Entries shown.
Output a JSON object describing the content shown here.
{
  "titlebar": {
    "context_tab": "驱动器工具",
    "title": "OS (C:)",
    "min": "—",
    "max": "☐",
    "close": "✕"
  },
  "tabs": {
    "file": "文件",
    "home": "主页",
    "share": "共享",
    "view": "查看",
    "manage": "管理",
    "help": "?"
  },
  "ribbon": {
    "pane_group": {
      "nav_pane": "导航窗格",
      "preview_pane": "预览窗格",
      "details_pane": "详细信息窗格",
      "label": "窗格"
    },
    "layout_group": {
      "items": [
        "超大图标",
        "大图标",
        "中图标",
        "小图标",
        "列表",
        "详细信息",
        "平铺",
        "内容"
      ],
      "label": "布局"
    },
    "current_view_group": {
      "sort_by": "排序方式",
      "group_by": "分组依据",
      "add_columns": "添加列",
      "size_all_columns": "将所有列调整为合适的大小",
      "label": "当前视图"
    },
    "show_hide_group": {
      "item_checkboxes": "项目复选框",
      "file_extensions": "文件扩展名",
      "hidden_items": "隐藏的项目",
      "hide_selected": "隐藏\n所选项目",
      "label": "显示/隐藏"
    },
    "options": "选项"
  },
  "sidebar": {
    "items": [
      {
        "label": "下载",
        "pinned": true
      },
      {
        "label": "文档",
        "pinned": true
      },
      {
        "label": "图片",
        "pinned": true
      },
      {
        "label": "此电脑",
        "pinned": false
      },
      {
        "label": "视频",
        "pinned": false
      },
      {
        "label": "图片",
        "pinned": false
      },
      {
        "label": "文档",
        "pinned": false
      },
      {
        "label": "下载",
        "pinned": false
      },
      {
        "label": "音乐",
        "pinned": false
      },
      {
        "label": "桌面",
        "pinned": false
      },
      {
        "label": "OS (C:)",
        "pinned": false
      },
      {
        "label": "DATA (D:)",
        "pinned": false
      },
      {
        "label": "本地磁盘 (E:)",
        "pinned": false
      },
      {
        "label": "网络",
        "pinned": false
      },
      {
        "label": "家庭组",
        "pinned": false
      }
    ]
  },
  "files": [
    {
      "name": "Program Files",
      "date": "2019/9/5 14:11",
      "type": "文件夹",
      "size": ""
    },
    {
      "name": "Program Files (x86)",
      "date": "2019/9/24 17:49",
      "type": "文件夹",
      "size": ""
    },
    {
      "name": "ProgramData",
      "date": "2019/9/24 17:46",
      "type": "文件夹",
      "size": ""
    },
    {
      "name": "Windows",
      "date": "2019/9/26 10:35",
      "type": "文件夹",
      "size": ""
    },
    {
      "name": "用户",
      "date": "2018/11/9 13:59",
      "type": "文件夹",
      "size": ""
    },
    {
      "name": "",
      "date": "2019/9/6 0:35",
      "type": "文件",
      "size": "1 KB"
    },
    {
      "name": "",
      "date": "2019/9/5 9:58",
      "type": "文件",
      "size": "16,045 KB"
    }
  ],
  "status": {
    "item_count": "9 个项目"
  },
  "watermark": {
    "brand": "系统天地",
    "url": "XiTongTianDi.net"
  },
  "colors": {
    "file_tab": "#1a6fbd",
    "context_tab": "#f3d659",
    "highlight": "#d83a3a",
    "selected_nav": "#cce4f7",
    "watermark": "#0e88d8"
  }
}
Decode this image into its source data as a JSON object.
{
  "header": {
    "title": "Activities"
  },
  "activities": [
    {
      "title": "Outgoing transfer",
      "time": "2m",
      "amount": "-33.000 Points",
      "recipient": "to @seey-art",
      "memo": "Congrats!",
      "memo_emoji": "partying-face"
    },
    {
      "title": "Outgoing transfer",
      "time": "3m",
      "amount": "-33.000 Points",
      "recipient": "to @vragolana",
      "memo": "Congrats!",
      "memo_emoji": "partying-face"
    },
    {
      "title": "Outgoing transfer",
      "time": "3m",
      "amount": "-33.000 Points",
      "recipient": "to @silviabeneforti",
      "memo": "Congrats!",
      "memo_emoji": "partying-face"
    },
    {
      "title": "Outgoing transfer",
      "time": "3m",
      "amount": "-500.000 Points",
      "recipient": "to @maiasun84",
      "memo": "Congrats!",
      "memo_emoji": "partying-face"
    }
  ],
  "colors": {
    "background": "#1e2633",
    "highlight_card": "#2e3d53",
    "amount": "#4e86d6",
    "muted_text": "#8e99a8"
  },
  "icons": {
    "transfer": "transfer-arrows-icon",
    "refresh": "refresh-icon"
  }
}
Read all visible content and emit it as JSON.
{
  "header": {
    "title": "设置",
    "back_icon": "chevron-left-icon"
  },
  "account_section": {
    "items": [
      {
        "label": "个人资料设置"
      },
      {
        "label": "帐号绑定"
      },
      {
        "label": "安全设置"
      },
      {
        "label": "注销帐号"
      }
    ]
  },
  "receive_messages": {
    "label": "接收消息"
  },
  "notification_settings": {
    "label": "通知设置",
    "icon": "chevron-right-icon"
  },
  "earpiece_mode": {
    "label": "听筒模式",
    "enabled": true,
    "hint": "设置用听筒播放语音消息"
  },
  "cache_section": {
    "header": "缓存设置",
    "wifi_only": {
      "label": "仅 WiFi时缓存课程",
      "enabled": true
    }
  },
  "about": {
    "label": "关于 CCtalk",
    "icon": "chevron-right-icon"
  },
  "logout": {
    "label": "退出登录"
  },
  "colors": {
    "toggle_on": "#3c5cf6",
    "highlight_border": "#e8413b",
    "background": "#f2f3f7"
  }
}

Task requirements. Retype the material in full, character for character.

Exercise response.
Output a JSON object describing the content shown here.
{
  "titlebar": {
    "context_tab": "驱动器工具",
    "title": "OS (C:)",
    "min": "—",
    "max": "☐",
    "close": "✕"
  },
  "tabs": {
    "file": "文件",
    "home": "主页",
    "share": "共享",
    "view": "查看",
    "manage": "管理",
    "help": "?"
  },
  "ribbon": {
    "pane_group": {
      "nav_pane": "导航窗格",
      "preview_pane": "预览窗格",
      "details_pane": "详细信息窗格",
      "label": "窗格"
    },
    "layout_group": {
      "items": [
        "超大图标",
        "大图标",
        "中图标",
        "小图标",
        "列表",
        "详细信息",
        "平铺",
        "内容"
      ],
      "label": "布局"
    },
    "current_view_group": {
      "sort_by": "排序方式",
      "group_by": "分组依据",
      "add_columns": "添加列",
      "size_all_columns": "将所有列调整为合适的大小",
      "label": "当前视图"
    },
    "show_hide_group": {
      "item_checkboxes": "项目复选框",
      "file_extensions": "文件扩展名",
      "hidden_items": "隐藏的项目",
      "hide_selected": "隐藏\n所选项目",
      "label": "显示/隐藏"
    },
    "options": "选项"
  },
  "sidebar": {
    "items": [
      {
        "label": "下载",
        "pinned": true
      },
      {
        "label": "文档",
        "pinned": true
      },
      {
        "label": "图片",
        "pinned": true
      },
      {
        "label": "此电脑",
        "pinned": false
      },
      {
        "label": "视频",
        "pinned": false
      },
      {
        "label": "图片",
        "pinned": false
      },
      {
        "label": "文档",
        "pinned": false
      },
      {
        "label": "下载",
        "pinned": false
      },
      {
        "label": "音乐",
        "pinned": false
      },
      {
        "label": "桌面",
        "pinned": false
      },
      {
        "label": "OS (C:)",
        "pinned": false
      },
      {
        "label": "DATA (D:)",
        "pinned": false
      },
      {
        "label": "本地磁盘 (E:)",
        "pinned": false
      },
      {
        "label": "网络",
        "pinned": false
      },
      {
        "label": "家庭组",
        "pinned": false
      }
    ]
  },
  "files": [
    {
      "name": "Program Files",
      "date": "2019/9/5 14:11",
      "type": "文件夹",
      "size": ""
    },
    {
      "name": "Program Files (x86)",
      "date": "2019/9/24 17:49",
      "type": "文件夹",
      "size": ""
    },
    {
      "name": "ProgramData",
      "date": "2019/9/24 17:46",
      "type": "文件夹",
      "size": ""
    },
    {
      "name": "Windows",
      "date": "2019/9/26 10:35",
      "type": "文件夹",
      "size": ""
    },
    {
      "name": "用户",
      "date": "2018/11/9 13:59",
      "type": "文件夹",
      "size": ""
    },
    {
      "name": "",
      "date": "2019/9/6 0:35",
      "type": "文件",
      "size": "1 KB"
    },
    {
      "name": "",
      "date": "2019/9/5 9:58",
      "type": "文件",
      "size": "16,045 KB"
    }
  ],
  "status": {
    "item_count": "9 个项目"
  },
  "watermark": {
    "brand": "系统天地",
    "url": "XiTongTianDi.net"
  },
  "colors": {
    "file_tab": "#1a6fbd",
    "context_tab": "#f3d659",
    "highlight": "#d83a3a",
    "selected_nav": "#cce4f7",
    "watermark": "#0e88d8"
  }
}
Decode this image into its source data as a JSON object.
{
  "header": {
    "title": "Activities"
  },
  "activities": [
    {
      "title": "Outgoing transfer",
      "time": "2m",
      "amount": "-33.000 Points",
      "recipient": "to @seey-art",
      "memo": "Congrats!",
      "memo_emoji": "partying-face"
    },
    {
      "title": "Outgoing transfer",
      "time": "3m",
      "amount": "-33.000 Points",
      "recipient": "to @vragolana",
      "memo": "Congrats!",
      "memo_emoji": "partying-face"
    },
    {
      "title": "Outgoing transfer",
      "time": "3m",
      "amount": "-33.000 Points",
      "recipient": "to @silviabeneforti",
      "memo": "Congrats!",
      "memo_emoji": "partying-face"
    },
    {
      "title": "Outgoing transfer",
      "time": "3m",
      "amount": "-500.000 Points",
      "recipient": "to @maiasun84",
      "memo": "Congrats!",
      "memo_emoji": "partying-face"
    }
  ],
  "colors": {
    "background": "#1e2633",
    "highlight_card": "#2e3d53",
    "amount": "#4e86d6",
    "muted_text": "#8e99a8"
  },
  "icons": {
    "transfer": "transfer-arrows-icon",
    "refresh": "refresh-icon"
  }
}
Read all visible content and emit it as JSON.
{
  "header": {
    "title": "设置",
    "back_icon": "chevron-left-icon"
  },
  "account_section": {
    "items": [
      {
        "label": "个人资料设置"
      },
      {
        "label": "帐号绑定"
      },
      {
        "label": "安全设置"
      },
      {
        "label": "注销帐号"
      }
    ]
  },
  "receive_messages": {
    "label": "接收消息"
  },
  "notification_settings": {
    "label": "通知设置",
    "icon": "chevron-right-icon"
  },
  "earpiece_mode": {
    "label": "听筒模式",
    "enabled": true,
    "hint": "设置用听筒播放语音消息"
  },
  "cache_section": {
    "header": "缓存设置",
    "wifi_only": {
      "label": "仅 WiFi时缓存课程",
      "enabled": true
    }
  },
  "about": {
    "label": "关于 CCtalk",
    "icon": "chevron-right-icon"
  },
  "logout": {
    "label": "退出登录"
  },
  "colors": {
    "toggle_on": "#3c5cf6",
    "highlight_border": "#e8413b",
    "background": "#f2f3f7"
  }
}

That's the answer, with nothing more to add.